PROBLEM
Every line with the string "Google" should be gathered.

AVAILABLE RECORDS
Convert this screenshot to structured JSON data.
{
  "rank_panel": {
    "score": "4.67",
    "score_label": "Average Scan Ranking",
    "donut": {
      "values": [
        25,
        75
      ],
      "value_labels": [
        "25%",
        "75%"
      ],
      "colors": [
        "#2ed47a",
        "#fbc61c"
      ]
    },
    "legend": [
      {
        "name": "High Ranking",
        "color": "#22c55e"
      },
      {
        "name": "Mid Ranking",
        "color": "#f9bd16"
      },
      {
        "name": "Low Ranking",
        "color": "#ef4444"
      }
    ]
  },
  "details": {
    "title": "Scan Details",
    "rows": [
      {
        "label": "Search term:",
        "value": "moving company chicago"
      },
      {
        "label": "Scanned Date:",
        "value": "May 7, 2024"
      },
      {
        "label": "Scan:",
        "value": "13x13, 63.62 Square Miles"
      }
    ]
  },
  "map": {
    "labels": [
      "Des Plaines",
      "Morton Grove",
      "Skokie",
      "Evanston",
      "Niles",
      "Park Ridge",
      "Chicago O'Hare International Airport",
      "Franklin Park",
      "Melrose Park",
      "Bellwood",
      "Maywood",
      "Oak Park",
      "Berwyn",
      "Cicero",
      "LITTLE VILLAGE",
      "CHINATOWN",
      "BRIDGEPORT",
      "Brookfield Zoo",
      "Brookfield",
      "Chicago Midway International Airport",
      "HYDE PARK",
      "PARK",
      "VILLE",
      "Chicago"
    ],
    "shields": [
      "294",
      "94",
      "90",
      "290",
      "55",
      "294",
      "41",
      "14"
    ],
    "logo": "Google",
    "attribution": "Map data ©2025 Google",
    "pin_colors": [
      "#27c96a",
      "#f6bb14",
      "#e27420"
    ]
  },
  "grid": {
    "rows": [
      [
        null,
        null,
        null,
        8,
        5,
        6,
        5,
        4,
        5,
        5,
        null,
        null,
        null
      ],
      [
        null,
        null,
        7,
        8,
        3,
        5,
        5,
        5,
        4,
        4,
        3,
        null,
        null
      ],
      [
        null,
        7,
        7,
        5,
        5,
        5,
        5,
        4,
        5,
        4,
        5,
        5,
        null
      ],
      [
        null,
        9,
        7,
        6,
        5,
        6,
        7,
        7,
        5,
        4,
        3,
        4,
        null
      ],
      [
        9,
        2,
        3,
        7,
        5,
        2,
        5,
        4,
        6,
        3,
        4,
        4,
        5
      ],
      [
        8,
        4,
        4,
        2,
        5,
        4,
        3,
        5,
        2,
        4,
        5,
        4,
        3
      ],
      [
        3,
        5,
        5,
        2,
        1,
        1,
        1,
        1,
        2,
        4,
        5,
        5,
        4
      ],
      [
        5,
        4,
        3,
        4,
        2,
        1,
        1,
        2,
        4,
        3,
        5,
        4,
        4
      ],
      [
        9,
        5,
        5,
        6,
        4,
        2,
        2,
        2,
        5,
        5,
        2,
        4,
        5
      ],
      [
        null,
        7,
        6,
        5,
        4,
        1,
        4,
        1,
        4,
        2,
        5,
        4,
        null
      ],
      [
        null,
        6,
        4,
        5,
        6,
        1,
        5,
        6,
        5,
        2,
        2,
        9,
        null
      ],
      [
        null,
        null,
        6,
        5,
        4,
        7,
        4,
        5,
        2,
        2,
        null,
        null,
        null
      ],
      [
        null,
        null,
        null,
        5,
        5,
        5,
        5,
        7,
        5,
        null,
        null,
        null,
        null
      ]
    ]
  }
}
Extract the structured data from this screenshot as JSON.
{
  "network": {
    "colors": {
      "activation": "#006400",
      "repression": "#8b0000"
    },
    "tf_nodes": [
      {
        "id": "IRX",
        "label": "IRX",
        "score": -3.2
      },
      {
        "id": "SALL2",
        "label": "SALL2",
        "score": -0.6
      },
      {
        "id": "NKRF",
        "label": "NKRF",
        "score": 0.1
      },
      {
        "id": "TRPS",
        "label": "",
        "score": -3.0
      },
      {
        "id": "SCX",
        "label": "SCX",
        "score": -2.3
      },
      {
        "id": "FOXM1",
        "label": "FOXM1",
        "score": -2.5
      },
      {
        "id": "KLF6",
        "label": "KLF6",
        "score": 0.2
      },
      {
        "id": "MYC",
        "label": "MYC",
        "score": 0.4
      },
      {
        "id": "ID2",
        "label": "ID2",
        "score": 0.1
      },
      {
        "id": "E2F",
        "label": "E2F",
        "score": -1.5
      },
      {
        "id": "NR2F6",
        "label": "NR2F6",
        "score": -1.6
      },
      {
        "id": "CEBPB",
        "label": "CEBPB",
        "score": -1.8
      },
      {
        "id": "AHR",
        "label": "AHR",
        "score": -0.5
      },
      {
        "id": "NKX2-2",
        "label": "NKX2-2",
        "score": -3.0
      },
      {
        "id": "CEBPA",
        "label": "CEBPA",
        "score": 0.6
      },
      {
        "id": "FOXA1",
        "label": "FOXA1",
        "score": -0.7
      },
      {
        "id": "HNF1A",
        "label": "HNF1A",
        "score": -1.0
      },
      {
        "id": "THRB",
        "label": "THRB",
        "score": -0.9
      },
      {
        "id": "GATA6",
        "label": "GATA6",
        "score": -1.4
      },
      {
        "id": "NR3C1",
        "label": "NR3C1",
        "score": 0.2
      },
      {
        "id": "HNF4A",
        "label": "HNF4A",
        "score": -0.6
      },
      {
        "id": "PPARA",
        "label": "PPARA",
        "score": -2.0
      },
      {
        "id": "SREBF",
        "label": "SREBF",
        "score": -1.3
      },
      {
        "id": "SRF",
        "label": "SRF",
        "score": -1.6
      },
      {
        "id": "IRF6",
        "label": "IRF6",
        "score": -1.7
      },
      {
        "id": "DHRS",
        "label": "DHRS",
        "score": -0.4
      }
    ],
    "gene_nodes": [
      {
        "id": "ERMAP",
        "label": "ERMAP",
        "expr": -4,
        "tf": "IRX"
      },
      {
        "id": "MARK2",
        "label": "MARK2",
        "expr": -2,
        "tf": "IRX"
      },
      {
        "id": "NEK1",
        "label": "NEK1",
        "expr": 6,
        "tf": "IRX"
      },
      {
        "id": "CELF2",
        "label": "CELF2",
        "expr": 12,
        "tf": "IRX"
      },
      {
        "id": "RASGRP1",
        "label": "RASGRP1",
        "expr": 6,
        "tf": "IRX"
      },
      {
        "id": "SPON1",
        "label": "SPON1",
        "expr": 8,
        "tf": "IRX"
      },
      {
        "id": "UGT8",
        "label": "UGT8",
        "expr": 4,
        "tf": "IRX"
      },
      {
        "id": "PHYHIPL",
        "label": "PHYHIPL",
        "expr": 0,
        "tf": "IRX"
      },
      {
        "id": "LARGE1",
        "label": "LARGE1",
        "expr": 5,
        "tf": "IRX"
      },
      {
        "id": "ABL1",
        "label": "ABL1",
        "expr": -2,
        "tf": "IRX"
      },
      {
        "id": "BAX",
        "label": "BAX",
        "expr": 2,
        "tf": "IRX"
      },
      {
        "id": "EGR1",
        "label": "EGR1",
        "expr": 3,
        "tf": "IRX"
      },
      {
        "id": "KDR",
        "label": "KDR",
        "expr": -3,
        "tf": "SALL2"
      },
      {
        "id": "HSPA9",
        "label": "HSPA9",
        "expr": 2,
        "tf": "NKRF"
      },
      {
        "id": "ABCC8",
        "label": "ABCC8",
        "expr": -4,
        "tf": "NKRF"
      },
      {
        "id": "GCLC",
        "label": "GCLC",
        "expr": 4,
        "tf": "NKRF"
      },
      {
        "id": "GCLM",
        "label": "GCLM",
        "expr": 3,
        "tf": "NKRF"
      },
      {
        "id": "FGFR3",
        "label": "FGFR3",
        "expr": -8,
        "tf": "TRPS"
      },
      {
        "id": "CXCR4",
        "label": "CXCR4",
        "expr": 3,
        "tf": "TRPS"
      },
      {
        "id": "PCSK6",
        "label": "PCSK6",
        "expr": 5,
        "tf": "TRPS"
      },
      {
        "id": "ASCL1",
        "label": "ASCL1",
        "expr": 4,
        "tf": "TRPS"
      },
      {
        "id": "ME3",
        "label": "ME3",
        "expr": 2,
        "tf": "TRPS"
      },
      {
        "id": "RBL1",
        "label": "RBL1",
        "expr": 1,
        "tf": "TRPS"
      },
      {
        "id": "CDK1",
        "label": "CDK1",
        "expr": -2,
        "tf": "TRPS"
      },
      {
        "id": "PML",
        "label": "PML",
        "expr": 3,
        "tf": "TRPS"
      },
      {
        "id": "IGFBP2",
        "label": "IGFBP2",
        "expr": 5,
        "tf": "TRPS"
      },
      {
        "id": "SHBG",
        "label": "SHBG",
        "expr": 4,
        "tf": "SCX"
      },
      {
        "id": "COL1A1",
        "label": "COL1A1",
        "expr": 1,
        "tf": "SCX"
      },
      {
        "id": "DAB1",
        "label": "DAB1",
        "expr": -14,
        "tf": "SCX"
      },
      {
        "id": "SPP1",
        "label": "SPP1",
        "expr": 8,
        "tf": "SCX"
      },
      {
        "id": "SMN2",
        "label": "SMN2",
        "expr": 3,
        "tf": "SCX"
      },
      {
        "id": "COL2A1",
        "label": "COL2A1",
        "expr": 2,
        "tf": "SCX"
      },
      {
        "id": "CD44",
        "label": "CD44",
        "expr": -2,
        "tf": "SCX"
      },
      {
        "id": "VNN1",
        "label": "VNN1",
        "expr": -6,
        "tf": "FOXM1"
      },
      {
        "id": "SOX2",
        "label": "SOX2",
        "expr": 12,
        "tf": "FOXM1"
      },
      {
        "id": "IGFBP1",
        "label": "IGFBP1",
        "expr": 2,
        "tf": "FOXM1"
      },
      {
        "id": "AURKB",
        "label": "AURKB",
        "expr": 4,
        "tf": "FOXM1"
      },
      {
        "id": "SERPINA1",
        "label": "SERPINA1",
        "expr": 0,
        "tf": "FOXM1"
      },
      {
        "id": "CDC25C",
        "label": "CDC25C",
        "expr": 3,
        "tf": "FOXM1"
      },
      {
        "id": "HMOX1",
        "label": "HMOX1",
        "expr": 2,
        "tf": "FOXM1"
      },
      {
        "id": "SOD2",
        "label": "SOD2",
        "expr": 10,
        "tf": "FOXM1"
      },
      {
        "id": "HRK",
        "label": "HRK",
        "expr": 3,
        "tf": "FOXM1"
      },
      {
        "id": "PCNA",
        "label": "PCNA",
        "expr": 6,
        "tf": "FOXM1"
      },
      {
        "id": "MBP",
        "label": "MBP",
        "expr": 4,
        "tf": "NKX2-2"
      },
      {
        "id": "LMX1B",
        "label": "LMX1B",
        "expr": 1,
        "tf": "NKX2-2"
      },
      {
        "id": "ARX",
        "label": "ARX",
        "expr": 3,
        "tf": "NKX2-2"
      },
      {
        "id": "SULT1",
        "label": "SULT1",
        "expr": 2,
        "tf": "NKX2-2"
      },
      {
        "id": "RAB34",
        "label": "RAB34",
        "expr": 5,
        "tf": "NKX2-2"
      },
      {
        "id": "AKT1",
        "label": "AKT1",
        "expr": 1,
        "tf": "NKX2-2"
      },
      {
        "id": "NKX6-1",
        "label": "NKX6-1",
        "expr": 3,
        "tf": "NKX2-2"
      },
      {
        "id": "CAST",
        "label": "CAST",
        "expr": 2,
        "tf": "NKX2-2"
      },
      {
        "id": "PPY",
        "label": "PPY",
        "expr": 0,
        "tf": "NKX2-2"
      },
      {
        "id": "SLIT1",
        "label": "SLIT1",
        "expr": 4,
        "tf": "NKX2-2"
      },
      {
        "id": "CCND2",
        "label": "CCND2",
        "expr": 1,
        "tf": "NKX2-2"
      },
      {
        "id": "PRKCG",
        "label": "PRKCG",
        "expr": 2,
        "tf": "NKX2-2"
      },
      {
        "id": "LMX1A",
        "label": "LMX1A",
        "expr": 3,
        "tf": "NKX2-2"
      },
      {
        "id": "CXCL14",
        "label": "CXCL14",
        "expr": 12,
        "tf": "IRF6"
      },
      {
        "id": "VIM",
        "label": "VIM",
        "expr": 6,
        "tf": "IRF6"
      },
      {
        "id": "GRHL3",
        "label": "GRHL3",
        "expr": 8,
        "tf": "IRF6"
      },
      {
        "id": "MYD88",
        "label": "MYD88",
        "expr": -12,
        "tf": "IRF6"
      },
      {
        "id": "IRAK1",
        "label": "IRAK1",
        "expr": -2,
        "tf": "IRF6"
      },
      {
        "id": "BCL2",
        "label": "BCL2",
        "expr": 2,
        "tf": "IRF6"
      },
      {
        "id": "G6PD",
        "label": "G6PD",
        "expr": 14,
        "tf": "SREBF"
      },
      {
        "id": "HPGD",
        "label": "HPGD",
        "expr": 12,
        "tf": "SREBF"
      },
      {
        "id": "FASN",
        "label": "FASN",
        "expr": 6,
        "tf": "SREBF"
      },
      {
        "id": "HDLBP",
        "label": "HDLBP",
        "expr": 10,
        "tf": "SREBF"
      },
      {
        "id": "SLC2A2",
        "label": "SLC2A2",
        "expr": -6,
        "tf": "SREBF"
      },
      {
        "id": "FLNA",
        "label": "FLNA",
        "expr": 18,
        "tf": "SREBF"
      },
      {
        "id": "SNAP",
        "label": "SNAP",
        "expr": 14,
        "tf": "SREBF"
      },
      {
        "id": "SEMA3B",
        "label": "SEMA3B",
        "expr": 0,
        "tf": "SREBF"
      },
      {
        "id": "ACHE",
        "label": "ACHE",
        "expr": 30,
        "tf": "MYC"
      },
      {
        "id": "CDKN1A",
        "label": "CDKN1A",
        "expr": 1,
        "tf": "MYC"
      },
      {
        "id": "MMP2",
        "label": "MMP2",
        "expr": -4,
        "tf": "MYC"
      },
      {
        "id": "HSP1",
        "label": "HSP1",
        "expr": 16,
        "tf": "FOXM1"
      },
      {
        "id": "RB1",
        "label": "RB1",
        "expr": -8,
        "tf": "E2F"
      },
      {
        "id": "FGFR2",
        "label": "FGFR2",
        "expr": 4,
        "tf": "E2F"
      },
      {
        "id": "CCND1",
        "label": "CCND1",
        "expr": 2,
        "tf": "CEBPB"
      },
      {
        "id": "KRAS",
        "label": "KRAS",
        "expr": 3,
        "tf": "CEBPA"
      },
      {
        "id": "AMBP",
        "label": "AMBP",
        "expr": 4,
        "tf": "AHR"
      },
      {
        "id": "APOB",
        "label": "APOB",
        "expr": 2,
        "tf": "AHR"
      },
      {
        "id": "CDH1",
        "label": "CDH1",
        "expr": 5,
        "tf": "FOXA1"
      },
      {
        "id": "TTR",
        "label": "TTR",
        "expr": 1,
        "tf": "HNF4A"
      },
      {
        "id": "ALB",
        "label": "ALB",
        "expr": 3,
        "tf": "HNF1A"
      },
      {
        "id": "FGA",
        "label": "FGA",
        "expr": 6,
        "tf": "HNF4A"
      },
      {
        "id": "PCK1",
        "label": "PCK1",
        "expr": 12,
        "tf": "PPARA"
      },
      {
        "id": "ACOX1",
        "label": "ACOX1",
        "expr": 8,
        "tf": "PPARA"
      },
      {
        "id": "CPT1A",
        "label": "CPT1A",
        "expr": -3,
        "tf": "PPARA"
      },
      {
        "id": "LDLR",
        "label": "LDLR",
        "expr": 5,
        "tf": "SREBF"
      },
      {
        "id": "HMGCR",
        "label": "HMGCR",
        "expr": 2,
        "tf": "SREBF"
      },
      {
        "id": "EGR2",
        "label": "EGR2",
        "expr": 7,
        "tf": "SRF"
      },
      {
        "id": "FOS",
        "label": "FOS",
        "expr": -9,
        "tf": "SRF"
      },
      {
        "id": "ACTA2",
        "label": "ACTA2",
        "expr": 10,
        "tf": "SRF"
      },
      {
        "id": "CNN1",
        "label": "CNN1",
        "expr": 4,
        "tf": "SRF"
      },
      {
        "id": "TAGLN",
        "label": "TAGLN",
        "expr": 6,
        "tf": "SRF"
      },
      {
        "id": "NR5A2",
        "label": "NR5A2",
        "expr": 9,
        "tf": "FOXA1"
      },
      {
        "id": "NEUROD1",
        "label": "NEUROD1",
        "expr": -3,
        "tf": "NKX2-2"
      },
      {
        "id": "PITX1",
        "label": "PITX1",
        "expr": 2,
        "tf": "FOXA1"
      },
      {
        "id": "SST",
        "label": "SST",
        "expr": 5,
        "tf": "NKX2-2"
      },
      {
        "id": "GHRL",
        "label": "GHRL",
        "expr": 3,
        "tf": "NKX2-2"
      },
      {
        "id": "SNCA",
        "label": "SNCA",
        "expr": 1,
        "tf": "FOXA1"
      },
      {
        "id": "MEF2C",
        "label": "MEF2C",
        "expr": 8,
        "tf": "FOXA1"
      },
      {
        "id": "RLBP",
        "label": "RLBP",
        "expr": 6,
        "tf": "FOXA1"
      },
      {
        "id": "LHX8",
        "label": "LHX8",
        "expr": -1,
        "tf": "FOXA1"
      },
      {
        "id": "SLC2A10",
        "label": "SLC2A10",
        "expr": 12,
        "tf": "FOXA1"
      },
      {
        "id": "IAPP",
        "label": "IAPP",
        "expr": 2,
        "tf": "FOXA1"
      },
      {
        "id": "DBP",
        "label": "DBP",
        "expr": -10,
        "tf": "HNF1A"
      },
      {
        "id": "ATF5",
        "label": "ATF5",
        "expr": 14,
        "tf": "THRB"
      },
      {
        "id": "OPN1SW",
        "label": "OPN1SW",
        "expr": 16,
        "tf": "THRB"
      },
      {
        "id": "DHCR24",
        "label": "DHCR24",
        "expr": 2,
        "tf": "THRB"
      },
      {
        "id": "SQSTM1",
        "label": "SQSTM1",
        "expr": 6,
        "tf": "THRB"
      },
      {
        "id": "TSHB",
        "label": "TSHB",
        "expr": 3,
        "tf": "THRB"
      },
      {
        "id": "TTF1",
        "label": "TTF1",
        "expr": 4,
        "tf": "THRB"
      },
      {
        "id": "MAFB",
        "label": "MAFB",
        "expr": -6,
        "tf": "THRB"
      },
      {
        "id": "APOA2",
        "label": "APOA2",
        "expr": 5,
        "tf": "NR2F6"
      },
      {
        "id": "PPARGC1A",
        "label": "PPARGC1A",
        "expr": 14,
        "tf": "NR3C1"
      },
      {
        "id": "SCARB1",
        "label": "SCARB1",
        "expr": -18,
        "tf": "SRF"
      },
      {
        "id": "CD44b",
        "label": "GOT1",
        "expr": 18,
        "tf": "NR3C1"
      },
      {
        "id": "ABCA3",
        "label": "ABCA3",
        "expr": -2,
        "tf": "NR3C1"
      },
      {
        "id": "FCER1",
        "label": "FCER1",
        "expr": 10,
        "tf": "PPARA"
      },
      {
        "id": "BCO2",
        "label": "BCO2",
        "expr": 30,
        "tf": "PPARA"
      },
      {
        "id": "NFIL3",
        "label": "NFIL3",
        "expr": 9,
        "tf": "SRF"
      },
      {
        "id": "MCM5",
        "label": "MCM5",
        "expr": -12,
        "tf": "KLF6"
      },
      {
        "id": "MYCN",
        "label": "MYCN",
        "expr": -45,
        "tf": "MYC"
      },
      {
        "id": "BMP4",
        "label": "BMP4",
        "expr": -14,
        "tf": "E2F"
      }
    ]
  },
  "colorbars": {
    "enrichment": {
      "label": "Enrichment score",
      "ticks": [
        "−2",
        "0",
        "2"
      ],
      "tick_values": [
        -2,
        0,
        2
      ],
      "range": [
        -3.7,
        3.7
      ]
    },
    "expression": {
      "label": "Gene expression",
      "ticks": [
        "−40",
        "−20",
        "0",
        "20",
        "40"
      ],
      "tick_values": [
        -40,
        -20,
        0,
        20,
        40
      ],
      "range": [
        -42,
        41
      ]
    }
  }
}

EXPECTED ANSWER
    "logo": "Google",
    "attribution": "Map data ©2025 Google",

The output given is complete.